- **Selected text**:
The congressional investigative agency Monday received requests from U.S. Reps. Rob Portman and Steve Chabot to initiate a probe after reports of safety problems and financial mismanagement were revealed in an ongoing series in The Enquirer.

Meanwhile, officials of the Fernald Environmental Restoration Management Corp. (FERMCO) denied Monday reports of financial wrongdoing and safety problems. Officials from the U.S. Department of Energy said their ongoing investigation of the reports so far has not uncovered any financial wrongdoing. Their comments came during a press conference called in response to a four-part Enquirer investigative series that began Sunday and continues through Wednesday.

J. Phil Hamric, head of the Energy Department's Ohio field office, and Jack Craig, its Fernald Area Supervisor, denied Monday that the department had been lax in its oversight responsibilities.

Mr. Hamric and Mr. Craig also said they had found no evidence yet of wasted money or secret projects, but said the department's investigation was not yet completed. They stressed that safety has improved at the Fernald cleanup and that the project is saving taxpayer money.

FERMCO and its parent company, Fluor Daniel of Irvine, Calif., also denied any wrongdoing. Rather, company officials said, The Enquirer misinterpreted various documents it obtained in determining there were financial improprieties.

In response, Enquirer Editor Lawrence K. Beaupre, said, ''We stand by the stories as published. They are documented, substantiated and accurate.''

Energy Department and Fluor Daniel - FERMCO officials said they welcomed a GAO investigation and would work with any other independent investigators assigned to review problems at the troubled site.

''We look forward to having an audit team come in and look at all the facts . . . We are prepared to cooperate fully,'' said Mr. Hamric.

Don Ofte, president of FERMCO, said, ''We totally support a separate, independent inquiry.''

Inquiry support wide

Mr. Portman, R-Cincinnati, and others are calling for independent investigations because they are concerned about the findings reported in The Enquirer.

''Serious allegations regarding the possible misuse of taxpayer dollars at Fernald have been brought to my attention,'' Mr. Portman wrote in a letter to Charles Bowsher, the GAO's Comptroller General.

''Specific allegations relate to unauthorized control accounts, safety violations, secret projects, excessive severence pay, improper time charges, travel costs, intentionally high cost estimates and false progress reports.''

Mr. Portman's concerns were echoed Monday by U.S. Sen. Mike DeWine, R-Ohio, who said, ''These are very serious allegations and they cause me a great deal of concern . . . We need to have an impartial investigation of these serious allegations.''

Mr. Chabot said again on Monday he supports a GAO investigation.

GAO spokesman Cleve Corlett said, ''It's much too early to talk about what, if anything, will be done.''

In his letter to the GAO, Mr. Portman requested an interim report on their progress within the next 45 days.

Mr. Hamric also said Monday that Thomas Grumbly, the Energy Department's Acting Undersecretary, has asked his department's Office of the Inspector General to investigate the problems at Fernald.

- **Dataset records**:
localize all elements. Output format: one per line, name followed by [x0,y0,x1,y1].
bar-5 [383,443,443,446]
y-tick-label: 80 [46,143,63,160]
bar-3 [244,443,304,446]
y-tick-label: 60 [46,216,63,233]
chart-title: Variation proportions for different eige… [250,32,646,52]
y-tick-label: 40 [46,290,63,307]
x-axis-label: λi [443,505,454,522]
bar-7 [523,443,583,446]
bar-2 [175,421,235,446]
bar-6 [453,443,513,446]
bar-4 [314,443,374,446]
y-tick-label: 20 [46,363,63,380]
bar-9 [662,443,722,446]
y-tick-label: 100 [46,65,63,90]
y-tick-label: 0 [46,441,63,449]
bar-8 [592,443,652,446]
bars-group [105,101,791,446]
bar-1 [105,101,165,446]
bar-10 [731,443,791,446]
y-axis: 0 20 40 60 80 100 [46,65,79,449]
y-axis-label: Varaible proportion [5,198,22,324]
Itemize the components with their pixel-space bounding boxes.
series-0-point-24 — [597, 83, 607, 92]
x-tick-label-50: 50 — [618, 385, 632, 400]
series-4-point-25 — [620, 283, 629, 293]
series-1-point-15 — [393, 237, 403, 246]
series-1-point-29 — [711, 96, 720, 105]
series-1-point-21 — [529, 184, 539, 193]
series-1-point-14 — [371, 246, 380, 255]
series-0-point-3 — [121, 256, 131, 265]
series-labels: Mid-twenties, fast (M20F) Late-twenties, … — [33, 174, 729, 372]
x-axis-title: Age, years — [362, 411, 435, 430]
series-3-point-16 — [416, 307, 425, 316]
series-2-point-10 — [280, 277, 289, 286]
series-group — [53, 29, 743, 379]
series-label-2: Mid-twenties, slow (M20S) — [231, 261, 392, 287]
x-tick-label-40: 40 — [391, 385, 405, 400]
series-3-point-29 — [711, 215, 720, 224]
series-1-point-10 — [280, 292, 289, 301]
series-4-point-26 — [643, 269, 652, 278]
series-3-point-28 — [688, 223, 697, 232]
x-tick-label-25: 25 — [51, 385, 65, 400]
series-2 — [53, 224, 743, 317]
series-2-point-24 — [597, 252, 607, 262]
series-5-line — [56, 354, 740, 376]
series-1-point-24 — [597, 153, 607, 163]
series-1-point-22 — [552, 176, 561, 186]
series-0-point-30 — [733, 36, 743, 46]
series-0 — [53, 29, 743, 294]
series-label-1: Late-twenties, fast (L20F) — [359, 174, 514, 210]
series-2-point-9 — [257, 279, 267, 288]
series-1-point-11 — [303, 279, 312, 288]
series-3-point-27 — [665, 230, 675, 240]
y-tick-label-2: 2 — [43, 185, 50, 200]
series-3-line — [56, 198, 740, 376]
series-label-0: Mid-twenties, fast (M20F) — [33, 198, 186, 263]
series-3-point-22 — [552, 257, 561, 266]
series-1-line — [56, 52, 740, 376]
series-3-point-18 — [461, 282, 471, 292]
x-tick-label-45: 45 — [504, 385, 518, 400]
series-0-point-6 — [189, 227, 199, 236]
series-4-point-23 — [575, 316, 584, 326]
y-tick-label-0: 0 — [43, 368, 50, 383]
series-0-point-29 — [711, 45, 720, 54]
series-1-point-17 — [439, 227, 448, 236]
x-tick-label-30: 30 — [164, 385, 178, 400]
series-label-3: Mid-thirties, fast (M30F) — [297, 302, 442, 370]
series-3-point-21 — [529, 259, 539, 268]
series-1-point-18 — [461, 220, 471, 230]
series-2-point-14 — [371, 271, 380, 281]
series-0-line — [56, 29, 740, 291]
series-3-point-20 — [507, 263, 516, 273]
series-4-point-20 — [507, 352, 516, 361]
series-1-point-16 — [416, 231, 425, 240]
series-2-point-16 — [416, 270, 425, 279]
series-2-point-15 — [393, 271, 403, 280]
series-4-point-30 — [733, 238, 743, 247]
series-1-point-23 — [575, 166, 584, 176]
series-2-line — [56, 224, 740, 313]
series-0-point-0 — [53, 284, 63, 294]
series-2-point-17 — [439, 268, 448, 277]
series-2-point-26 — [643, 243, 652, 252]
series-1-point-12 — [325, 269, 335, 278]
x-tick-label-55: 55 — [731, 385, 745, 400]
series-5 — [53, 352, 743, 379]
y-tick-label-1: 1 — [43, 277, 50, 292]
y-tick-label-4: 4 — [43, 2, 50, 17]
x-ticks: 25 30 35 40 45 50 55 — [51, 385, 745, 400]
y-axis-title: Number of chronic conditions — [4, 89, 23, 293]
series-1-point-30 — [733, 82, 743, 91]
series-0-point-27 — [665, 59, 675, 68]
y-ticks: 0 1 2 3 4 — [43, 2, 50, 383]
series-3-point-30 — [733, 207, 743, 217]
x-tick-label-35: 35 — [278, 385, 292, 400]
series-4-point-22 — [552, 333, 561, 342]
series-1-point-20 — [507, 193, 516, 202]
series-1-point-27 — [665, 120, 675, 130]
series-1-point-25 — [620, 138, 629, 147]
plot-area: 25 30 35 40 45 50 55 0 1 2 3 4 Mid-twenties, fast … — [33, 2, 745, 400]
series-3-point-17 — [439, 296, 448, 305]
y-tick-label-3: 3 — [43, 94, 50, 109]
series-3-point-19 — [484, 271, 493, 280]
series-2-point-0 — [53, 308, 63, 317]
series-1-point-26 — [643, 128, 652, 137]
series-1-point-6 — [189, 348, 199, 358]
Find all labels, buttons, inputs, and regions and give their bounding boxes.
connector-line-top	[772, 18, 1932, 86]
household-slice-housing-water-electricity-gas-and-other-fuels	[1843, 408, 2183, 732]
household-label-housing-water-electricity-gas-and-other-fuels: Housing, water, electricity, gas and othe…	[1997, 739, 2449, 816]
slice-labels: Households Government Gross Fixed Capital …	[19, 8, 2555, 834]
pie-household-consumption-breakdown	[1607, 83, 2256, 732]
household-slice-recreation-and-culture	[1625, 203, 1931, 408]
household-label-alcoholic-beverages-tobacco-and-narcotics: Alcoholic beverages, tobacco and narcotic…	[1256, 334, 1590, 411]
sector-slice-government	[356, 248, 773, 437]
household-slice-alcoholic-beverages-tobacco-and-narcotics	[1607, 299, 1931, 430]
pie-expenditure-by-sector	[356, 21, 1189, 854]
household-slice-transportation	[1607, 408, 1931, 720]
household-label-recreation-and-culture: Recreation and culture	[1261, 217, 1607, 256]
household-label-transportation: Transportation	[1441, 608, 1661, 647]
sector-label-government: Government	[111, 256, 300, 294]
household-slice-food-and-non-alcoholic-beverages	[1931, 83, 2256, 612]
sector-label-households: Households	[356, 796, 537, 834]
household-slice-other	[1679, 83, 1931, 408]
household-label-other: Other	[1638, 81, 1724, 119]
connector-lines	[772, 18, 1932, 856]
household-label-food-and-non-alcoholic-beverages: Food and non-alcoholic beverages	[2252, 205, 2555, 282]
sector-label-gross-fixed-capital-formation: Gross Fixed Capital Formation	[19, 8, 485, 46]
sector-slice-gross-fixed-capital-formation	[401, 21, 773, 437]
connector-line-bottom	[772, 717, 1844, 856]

- **Written problem A**: In the Fernald cleanup article, who is named as president of FERMCO?
- **Written problem B**: Continue the Fernald cleanup article from its last line.

- **Response A**: Don Ofte

- **Response B**:
''The (Energy) department here at headquarters is working closely with Phil Hamric and the Ohio field office to track the issue. We feel the GAO can objectively assess the allegations,'' said Carmen MacDougall, Energy Department spokeswoman in Washington D.C.

Changed plan

In 1992 when FERMCO was hired, the Energy Department estimated the overall cost and completion time for the Fernald cleanup project would be about $12.2 billion over 25 years. FERMCO now is proposing a plan that would cut the cleanup time to 10 years and estimates it will cost $4.8 billion. The Energy Department said it has not received FERMCO's complete proposal and has not approved that plan.

Mr. Hamric defended FERMCO's work at the site.

''FERMCO has not been perfect, but it should be noted that they have achieved most milestones on time and under budget,'' he said.

Energy Department and FERMCO officials disputed several specific aspects of the Enquirer's findings:

Unauthorized spending:

The Enquirer reported that FERMCO had set up 236 control accounts and charge numbers, worth several million dollars, without full authorization as required by the Energy Department.

Members of an internal FERMCO audit team said the Enquirer looked at the wrong documents. The Energy Department requires authorization at the ''control'' accounts level, but not for ''charge'' accounts, said audit team member Dennis Hart. ''Our control accounts were entirely correct and in accordance with DOE directives,'' he said. ''FERMCO has not charged DOE for unauthorized expenditures.''

Overstated progress reports: The Enquirer reported that FERMCO intentionally did not correct inaccurate progress reports, using an internally developed computer program that prevented the Energy Department from tracking FERMCO's actual progress.

Meanwhile, FERMCO collected millions in performance fees based on the inaccurate progress reports.

Mr. Ofte said FERMCO was following DOE directives that discouraged ''re-creating history.'' Members of a Fluor Daniel - FERMCO internal audit team said that the computer program in question simply caught minor data errors, which had no overall impact on performance fees.

Contract to demolish Plant 7: The Enquirer reported that FERMCO knew in 1993 that demolishing the Plant 7 building at Fernald would cost $1.8 million, after initially telling the Energy Department it would cost $5.5 million. They then deliberately delayed correcting the inflated estimate so that the company could collect a performance fee.

FERMCO officials said the bids were opened and the contract awarded to a demolition subcontractor too late to update master plans to the Energy Department, which would have alerted them to the reduced cost. However, FERMCO officials said the Energy Department was aware of the lower bids for the project shortly after they were opened.

Travel scandal: The Enquirer reported that FERMCO - Fluor Daniel was paid more than $15 million in travel expenses over three years based on unsubstantiated invoices. Of $1.2 million in disputed travel expenses in 1993, FERMCO repaid $509,625 to the Energy Department. Other disputed fees remain in negotiation.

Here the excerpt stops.